* **EXTRACTED DATA**:
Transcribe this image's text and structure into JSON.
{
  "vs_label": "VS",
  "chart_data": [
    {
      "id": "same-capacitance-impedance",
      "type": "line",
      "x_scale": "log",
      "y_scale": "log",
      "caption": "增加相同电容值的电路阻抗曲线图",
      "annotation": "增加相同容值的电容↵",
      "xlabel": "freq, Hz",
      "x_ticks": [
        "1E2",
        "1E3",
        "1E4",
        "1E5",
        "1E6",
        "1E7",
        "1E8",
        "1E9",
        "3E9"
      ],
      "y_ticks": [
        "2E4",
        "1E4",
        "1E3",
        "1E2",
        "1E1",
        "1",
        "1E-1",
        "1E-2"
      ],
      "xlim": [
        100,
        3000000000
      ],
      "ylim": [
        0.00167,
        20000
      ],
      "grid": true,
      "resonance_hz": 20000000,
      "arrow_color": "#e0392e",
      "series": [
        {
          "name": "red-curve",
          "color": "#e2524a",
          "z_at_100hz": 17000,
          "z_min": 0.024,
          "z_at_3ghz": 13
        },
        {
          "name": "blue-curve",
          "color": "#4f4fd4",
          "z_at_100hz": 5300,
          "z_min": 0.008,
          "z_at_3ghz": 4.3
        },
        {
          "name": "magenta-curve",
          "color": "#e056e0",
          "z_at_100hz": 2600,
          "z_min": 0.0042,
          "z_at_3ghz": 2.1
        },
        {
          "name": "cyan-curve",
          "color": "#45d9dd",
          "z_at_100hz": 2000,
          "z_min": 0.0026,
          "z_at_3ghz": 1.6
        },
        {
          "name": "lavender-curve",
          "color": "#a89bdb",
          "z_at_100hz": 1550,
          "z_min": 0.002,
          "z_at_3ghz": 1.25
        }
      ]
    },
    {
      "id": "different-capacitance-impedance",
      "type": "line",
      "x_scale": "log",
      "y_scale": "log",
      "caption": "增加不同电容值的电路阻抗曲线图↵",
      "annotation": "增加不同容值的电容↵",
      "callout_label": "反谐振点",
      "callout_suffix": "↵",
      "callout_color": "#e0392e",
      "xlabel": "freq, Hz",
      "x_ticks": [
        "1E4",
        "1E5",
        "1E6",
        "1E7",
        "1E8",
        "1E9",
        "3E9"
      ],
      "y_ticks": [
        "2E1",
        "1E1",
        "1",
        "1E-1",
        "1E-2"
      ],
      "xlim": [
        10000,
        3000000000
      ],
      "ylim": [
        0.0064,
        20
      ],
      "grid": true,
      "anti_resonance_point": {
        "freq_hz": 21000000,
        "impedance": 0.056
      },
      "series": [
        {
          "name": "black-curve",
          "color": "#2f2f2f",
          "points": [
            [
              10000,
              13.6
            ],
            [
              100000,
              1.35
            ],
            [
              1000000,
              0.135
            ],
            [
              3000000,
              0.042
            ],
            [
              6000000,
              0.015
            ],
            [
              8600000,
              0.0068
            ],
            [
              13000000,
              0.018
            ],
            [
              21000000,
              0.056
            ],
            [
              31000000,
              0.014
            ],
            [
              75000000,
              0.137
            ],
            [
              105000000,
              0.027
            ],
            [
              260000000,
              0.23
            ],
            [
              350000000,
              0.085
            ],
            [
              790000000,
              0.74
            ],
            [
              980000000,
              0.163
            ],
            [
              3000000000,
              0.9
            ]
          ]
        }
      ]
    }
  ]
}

* **DIRECTION**:
Identify every line holding the word "name" and copy it out.

* **FINISHED TASK**:
          "name": "red-curve",
          "name": "blue-curve",
          "name": "magenta-curve",
          "name": "cyan-curve",
          "name": "lavender-curve",
          "name": "black-curve",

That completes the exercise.